**Entries supplied**

━━━━━━━━━━━━━━━━━━━━━━━━━━━━━━

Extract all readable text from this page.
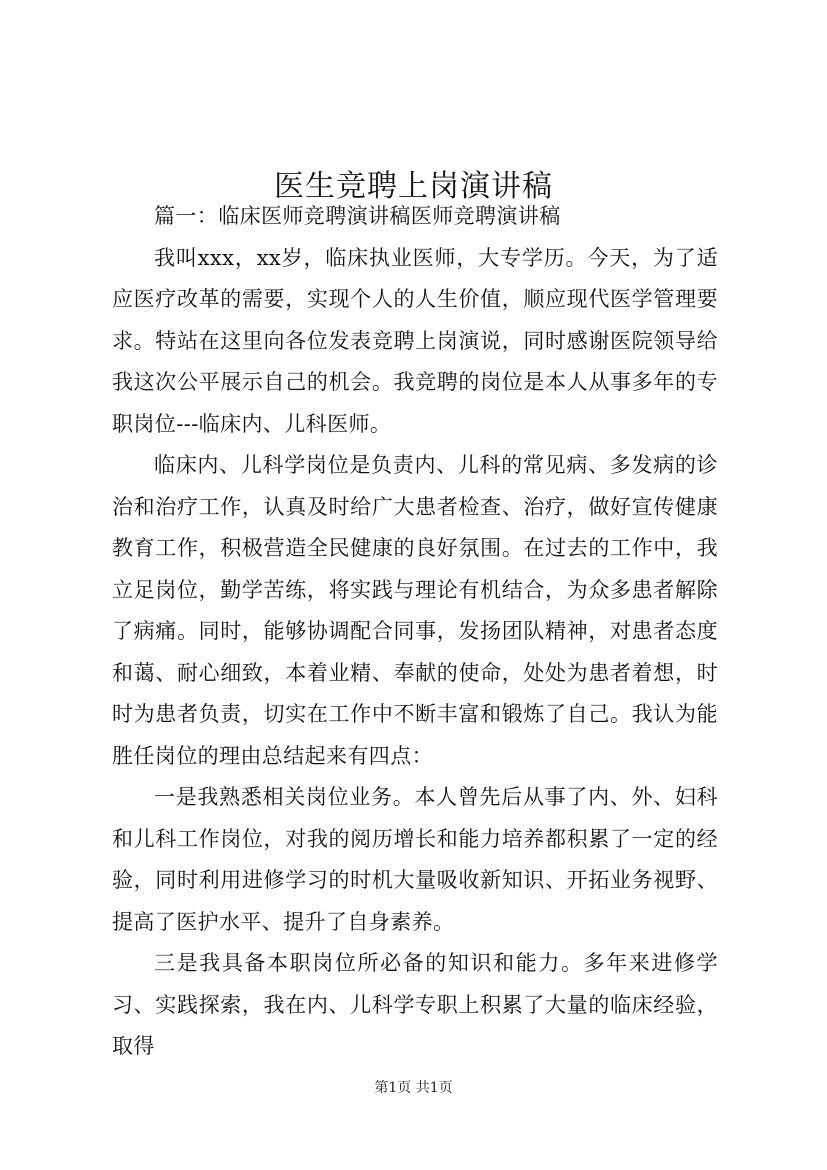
医生竞聘上岗演讲稿

篇一：临床医师竞聘演讲稿医师竞聘演讲稿

我叫xxx，xx岁，临床执业医师，大专学历。今天，为了适应医疗改革的需要，实现个人的人生价值，顺应现代医学管理要求。特站在这里向各位发表竞聘上岗演说，同时感谢医院领导给我这次公平展示自己的机会。我竞聘的岗位是本人从事多年的专职岗位---临床内、儿科医师。

临床内、儿科学岗位是负责内、儿科的常见病、多发病的诊治和治疗工作，认真及时给广大患者检查、治疗，做好宣传健康教育工作，积极营造全民健康的良好氛围。在过去的工作中，我立足岗位，勤学苦练，将实践与理论有机结合，为众多患者解除了病痛。同时，能够协调配合同事，发扬团队精神，对患者态度和蔼、耐心细致，本着业精、奉献的使命，处处为患者着想，时时为患者负责，切实在工作中不断丰富和锻炼了自己。我认为能胜任岗位的理由总结起来有四点：

一是我熟悉相关岗位业务。本人曾先后从事了内、外、妇科和儿科工作岗位，对我的阅历增长和能力培养都积累了一定的经验，同时利用进修学习的时机大量吸收新知识、开拓业务视野、提高了医护水平、提升了自身素养。

三是我具备本职岗位所必备的知识和能力。多年来进修学习、实践探索，我在内、儿科学专职上积累了大量的临床经验，取得

第1页 共1页
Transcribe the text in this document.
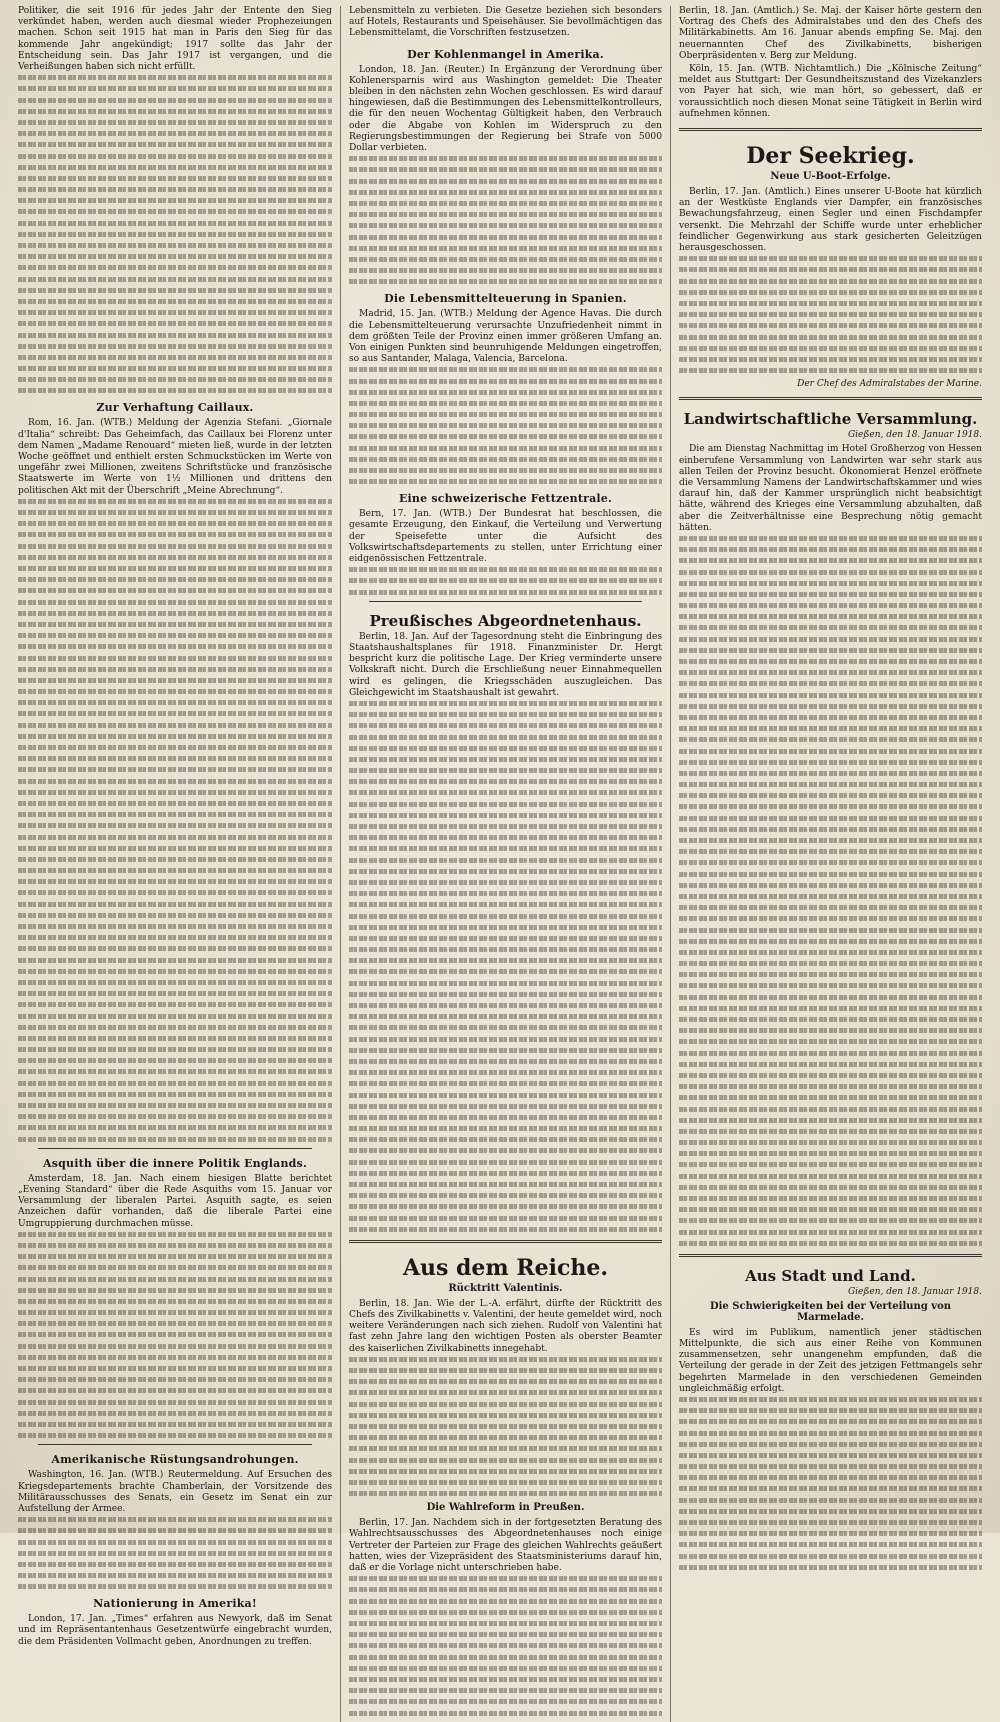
Politiker, die seit 1916 für jedes Jahr der Entente den Sieg verkündet haben, werden auch diesmal wieder Prophezeiungen machen. Schon seit 1915 hat man in Paris den Sieg für das kommende Jahr angekündigt; 1917 sollte das Jahr der Entscheidung sein. Das Jahr 1917 ist vergangen, und die Verheißungen haben sich nicht erfüllt.

Zur Verhaftung Caillaux.

Rom, 16. Jan. (WTB.) Meldung der Agenzia Stefani. „Giornale d'Italia“ schreibt: Das Geheimfach, das Caillaux bei Florenz unter dem Namen „Madame Renouard“ mieten ließ, wurde in der letzten Woche geöffnet und enthielt ersten Schmuckstücken im Werte von ungefähr zwei Millionen, zweitens Schriftstücke und französische Staatswerte im Werte von 1½ Millionen und drittens den politischen Akt mit der Überschrift „Meine Abrechnung“.

Asquith über die innere Politik Englands.

Amsterdam, 18. Jan. Nach einem hiesigen Blatte berichtet „Evening Standard“ über die Rede Asquiths vom 15. Januar vor Versammlung der liberalen Partei. Asquith sagte, es seien Anzeichen dafür vorhanden, daß die liberale Partei eine Umgruppierung durchmachen müsse.

Amerikanische Rüstungsandrohungen.

Washington, 16. Jan. (WTB.) Reutermeldung. Auf Ersuchen des Kriegsdepartements brachte Chamberlain, der Vorsitzende des Militärausschusses des Senats, ein Gesetz im Senat ein zur Aufstellung der Armee.

Nationierung in Amerika!

London, 17. Jan. „Times“ erfahren aus Newyork, daß im Senat und im Repräsentantenhaus Gesetzentwürfe eingebracht wurden, die dem Präsidenten Vollmacht geben, Anordnungen zu treffen.

Lebensmitteln zu verbieten. Die Gesetze beziehen sich besonders auf Hotels, Restaurants und Speisehäuser. Sie bevollmächtigen das Lebensmittelamt, die Vorschriften festzusetzen.

Der Kohlenmangel in Amerika.

London, 18. Jan. (Reuter.) In Ergänzung der Verordnung über Kohlenersparnis wird aus Washington gemeldet: Die Theater bleiben in den nächsten zehn Wochen geschlossen. Es wird darauf hingewiesen, daß die Bestimmungen des Lebensmittelkontrolleurs, die für den neuen Wochentag Gültigkeit haben, den Verbrauch oder die Abgabe von Kohlen im Widerspruch zu den Regierungsbestimmungen der Regierung bei Strafe von 5000 Dollar verbieten.

Die Lebensmittelteuerung in Spanien.

Madrid, 15. Jan. (WTB.) Meldung der Agence Havas. Die durch die Lebensmittelteuerung verursachte Unzufriedenheit nimmt in dem größten Teile der Provinz einen immer größeren Umfang an. Von einigen Punkten sind beunruhigende Meldungen eingetroffen, so aus Santander, Malaga, Valencia, Barcelona.

Eine schweizerische Fettzentrale.

Bern, 17. Jan. (WTB.) Der Bundesrat hat beschlossen, die gesamte Erzeugung, den Einkauf, die Verteilung und Verwertung der Speisefette unter die Aufsicht des Volkswirtschaftsdepartements zu stellen, unter Errichtung einer eidgenössischen Fettzentrale.

Preußisches Abgeordnetenhaus.

Berlin, 18. Jan. Auf der Tagesordnung steht die Einbringung des Staatshaushaltsplanes für 1918. Finanzminister Dr. Hergt bespricht kurz die politische Lage. Der Krieg verminderte unsere Volkskraft nicht. Durch die Erschließung neuer Einnahmequellen wird es gelingen, die Kriegsschäden auszugleichen. Das Gleichgewicht im Staatshaushalt ist gewahrt.

Aus dem Reiche.
Rücktritt Valentinis.

Berlin, 18. Jan. Wie der L.-A. erfährt, dürfte der Rücktritt des Chefs des Zivilkabinetts v. Valentini, der heute gemeldet wird, noch weitere Veränderungen nach sich ziehen. Rudolf von Valentini hat fast zehn Jahre lang den wichtigen Posten als oberster Beamter des kaiserlichen Zivilkabinetts innegehabt.

Die Wahlreform in Preußen.

Berlin, 17. Jan. Nachdem sich in der fortgesetzten Beratung des Wahlrechtsausschusses des Abgeordnetenhauses noch einige Vertreter der Parteien zur Frage des gleichen Wahlrechts geäußert hatten, wies der Vizepräsident des Staatsministeriums darauf hin, daß er die Vorlage nicht unterschrieben habe.

Berlin, 18. Jan. (Amtlich.) Se. Maj. der Kaiser hörte gestern den Vortrag des Chefs des Admiralstabes und den des Chefs des Militärkabinetts. Am 16. Januar abends empfing Se. Maj. den neuernannten Chef des Zivilkabinetts, bisherigen Oberpräsidenten v. Berg zur Meldung.

Köln, 15. Jan. (WTB. Nichtamtlich.) Die „Kölnische Zeitung“ meldet aus Stuttgart: Der Gesundheitszustand des Vizekanzlers von Payer hat sich, wie man hört, so gebessert, daß er voraussichtlich noch diesen Monat seine Tätigkeit in Berlin wird aufnehmen können.

Der Seekrieg.
Neue U-Boot-Erfolge.

Berlin, 17. Jan. (Amtlich.) Eines unserer U-Boote hat kürzlich an der Westküste Englands vier Dampfer, ein französisches Bewachungsfahrzeug, einen Segler und einen Fischdampfer versenkt. Die Mehrzahl der Schiffe wurde unter erheblicher feindlicher Gegenwirkung aus stark gesicherten Geleitzügen herausgeschossen.

Der Chef des Admiralstabes der Marine.
Landwirtschaftliche Versammlung.
Gießen, den 18. Januar 1918.

Die am Dienstag Nachmittag im Hotel Großherzog von Hessen einberufene Versammlung von Landwirten war sehr stark aus allen Teilen der Provinz besucht. Ökonomierat Henzel eröffnete die Versammlung Namens der Landwirtschaftskammer und wies darauf hin, daß der Kammer ursprünglich nicht beabsichtigt hätte, während des Krieges eine Versammlung abzuhalten, daß aber die Zeitverhältnisse eine Besprechung nötig gemacht hätten.

Aus Stadt und Land.
Gießen, den 18. Januar 1918.
Die Schwierigkeiten bei der Verteilung von Marmelade.

Es wird im Publikum, namentlich jener städtischen Mittelpunkte, die sich aus einer Reihe von Kommunen zusammensetzen, sehr unangenehm empfunden, daß die Verteilung der gerade in der Zeit des jetzigen Fettmangels sehr begehrten Marmelade in den verschiedenen Gemeinden ungleichmäßig erfolgt.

━━━━━━━━━━━━━━━━━━━━━━━━━━━━━━

**Short problem**
All the material shown above is to be copied exactly, with no pictures carried over.

**Written answer**
Extract all readable text from this page.
医生竞聘上岗演讲稿

篇一：临床医师竞聘演讲稿医师竞聘演讲稿

我叫xxx，xx岁，临床执业医师，大专学历。今天，为了适应医疗改革的需要，实现个人的人生价值，顺应现代医学管理要求。特站在这里向各位发表竞聘上岗演说，同时感谢医院领导给我这次公平展示自己的机会。我竞聘的岗位是本人从事多年的专职岗位---临床内、儿科医师。

临床内、儿科学岗位是负责内、儿科的常见病、多发病的诊治和治疗工作，认真及时给广大患者检查、治疗，做好宣传健康教育工作，积极营造全民健康的良好氛围。在过去的工作中，我立足岗位，勤学苦练，将实践与理论有机结合，为众多患者解除了病痛。同时，能够协调配合同事，发扬团队精神，对患者态度和蔼、耐心细致，本着业精、奉献的使命，处处为患者着想，时时为患者负责，切实在工作中不断丰富和锻炼了自己。我认为能胜任岗位的理由总结起来有四点：

一是我熟悉相关岗位业务。本人曾先后从事了内、外、妇科和儿科工作岗位，对我的阅历增长和能力培养都积累了一定的经验，同时利用进修学习的时机大量吸收新知识、开拓业务视野、提高了医护水平、提升了自身素养。

三是我具备本职岗位所必备的知识和能力。多年来进修学习、实践探索，我在内、儿科学专职上积累了大量的临床经验，取得

第1页 共1页
Transcribe the text in this document.
Politiker, die seit 1916 für jedes Jahr der Entente den Sieg verkündet haben, werden auch diesmal wieder Prophezeiungen machen. Schon seit 1915 hat man in Paris den Sieg für das kommende Jahr angekündigt; 1917 sollte das Jahr der Entscheidung sein. Das Jahr 1917 ist vergangen, und die Verheißungen haben sich nicht erfüllt.

Zur Verhaftung Caillaux.

Rom, 16. Jan. (WTB.) Meldung der Agenzia Stefani. „Giornale d'Italia“ schreibt: Das Geheimfach, das Caillaux bei Florenz unter dem Namen „Madame Renouard“ mieten ließ, wurde in der letzten Woche geöffnet und enthielt ersten Schmuckstücken im Werte von ungefähr zwei Millionen, zweitens Schriftstücke und französische Staatswerte im Werte von 1½ Millionen und drittens den politischen Akt mit der Überschrift „Meine Abrechnung“.

Asquith über die innere Politik Englands.

Amsterdam, 18. Jan. Nach einem hiesigen Blatte berichtet „Evening Standard“ über die Rede Asquiths vom 15. Januar vor Versammlung der liberalen Partei. Asquith sagte, es seien Anzeichen dafür vorhanden, daß die liberale Partei eine Umgruppierung durchmachen müsse.

Amerikanische Rüstungsandrohungen.

Washington, 16. Jan. (WTB.) Reutermeldung. Auf Ersuchen des Kriegsdepartements brachte Chamberlain, der Vorsitzende des Militärausschusses des Senats, ein Gesetz im Senat ein zur Aufstellung der Armee.

Nationierung in Amerika!

London, 17. Jan. „Times“ erfahren aus Newyork, daß im Senat und im Repräsentantenhaus Gesetzentwürfe eingebracht wurden, die dem Präsidenten Vollmacht geben, Anordnungen zu treffen.

Lebensmitteln zu verbieten. Die Gesetze beziehen sich besonders auf Hotels, Restaurants und Speisehäuser. Sie bevollmächtigen das Lebensmittelamt, die Vorschriften festzusetzen.

Der Kohlenmangel in Amerika.

London, 18. Jan. (Reuter.) In Ergänzung der Verordnung über Kohlenersparnis wird aus Washington gemeldet: Die Theater bleiben in den nächsten zehn Wochen geschlossen. Es wird darauf hingewiesen, daß die Bestimmungen des Lebensmittelkontrolleurs, die für den neuen Wochentag Gültigkeit haben, den Verbrauch oder die Abgabe von Kohlen im Widerspruch zu den Regierungsbestimmungen der Regierung bei Strafe von 5000 Dollar verbieten.

Die Lebensmittelteuerung in Spanien.

Madrid, 15. Jan. (WTB.) Meldung der Agence Havas. Die durch die Lebensmittelteuerung verursachte Unzufriedenheit nimmt in dem größten Teile der Provinz einen immer größeren Umfang an. Von einigen Punkten sind beunruhigende Meldungen eingetroffen, so aus Santander, Malaga, Valencia, Barcelona.

Eine schweizerische Fettzentrale.

Bern, 17. Jan. (WTB.) Der Bundesrat hat beschlossen, die gesamte Erzeugung, den Einkauf, die Verteilung und Verwertung der Speisefette unter die Aufsicht des Volkswirtschaftsdepartements zu stellen, unter Errichtung einer eidgenössischen Fettzentrale.

Preußisches Abgeordnetenhaus.

Berlin, 18. Jan. Auf der Tagesordnung steht die Einbringung des Staatshaushaltsplanes für 1918. Finanzminister Dr. Hergt bespricht kurz die politische Lage. Der Krieg verminderte unsere Volkskraft nicht. Durch die Erschließung neuer Einnahmequellen wird es gelingen, die Kriegsschäden auszugleichen. Das Gleichgewicht im Staatshaushalt ist gewahrt.

Aus dem Reiche.
Rücktritt Valentinis.

Berlin, 18. Jan. Wie der L.-A. erfährt, dürfte der Rücktritt des Chefs des Zivilkabinetts v. Valentini, der heute gemeldet wird, noch weitere Veränderungen nach sich ziehen. Rudolf von Valentini hat fast zehn Jahre lang den wichtigen Posten als oberster Beamter des kaiserlichen Zivilkabinetts innegehabt.

Die Wahlreform in Preußen.

Berlin, 17. Jan. Nachdem sich in der fortgesetzten Beratung des Wahlrechtsausschusses des Abgeordnetenhauses noch einige Vertreter der Parteien zur Frage des gleichen Wahlrechts geäußert hatten, wies der Vizepräsident des Staatsministeriums darauf hin, daß er die Vorlage nicht unterschrieben habe.

Berlin, 18. Jan. (Amtlich.) Se. Maj. der Kaiser hörte gestern den Vortrag des Chefs des Admiralstabes und den des Chefs des Militärkabinetts. Am 16. Januar abends empfing Se. Maj. den neuernannten Chef des Zivilkabinetts, bisherigen Oberpräsidenten v. Berg zur Meldung.

Köln, 15. Jan. (WTB. Nichtamtlich.) Die „Kölnische Zeitung“ meldet aus Stuttgart: Der Gesundheitszustand des Vizekanzlers von Payer hat sich, wie man hört, so gebessert, daß er voraussichtlich noch diesen Monat seine Tätigkeit in Berlin wird aufnehmen können.

Der Seekrieg.
Neue U-Boot-Erfolge.

Berlin, 17. Jan. (Amtlich.) Eines unserer U-Boote hat kürzlich an der Westküste Englands vier Dampfer, ein französisches Bewachungsfahrzeug, einen Segler und einen Fischdampfer versenkt. Die Mehrzahl der Schiffe wurde unter erheblicher feindlicher Gegenwirkung aus stark gesicherten Geleitzügen herausgeschossen.

Der Chef des Admiralstabes der Marine.
Landwirtschaftliche Versammlung.
Gießen, den 18. Januar 1918.

Die am Dienstag Nachmittag im Hotel Großherzog von Hessen einberufene Versammlung von Landwirten war sehr stark aus allen Teilen der Provinz besucht. Ökonomierat Henzel eröffnete die Versammlung Namens der Landwirtschaftskammer und wies darauf hin, daß der Kammer ursprünglich nicht beabsichtigt hätte, während des Krieges eine Versammlung abzuhalten, daß aber die Zeitverhältnisse eine Besprechung nötig gemacht hätten.

Aus Stadt und Land.
Gießen, den 18. Januar 1918.
Die Schwierigkeiten bei der Verteilung von Marmelade.

Es wird im Publikum, namentlich jener städtischen Mittelpunkte, die sich aus einer Reihe von Kommunen zusammensetzen, sehr unangenehm empfunden, daß die Verteilung der gerade in der Zeit des jetzigen Fettmangels sehr begehrten Marmelade in den verschiedenen Gemeinden ungleichmäßig erfolgt.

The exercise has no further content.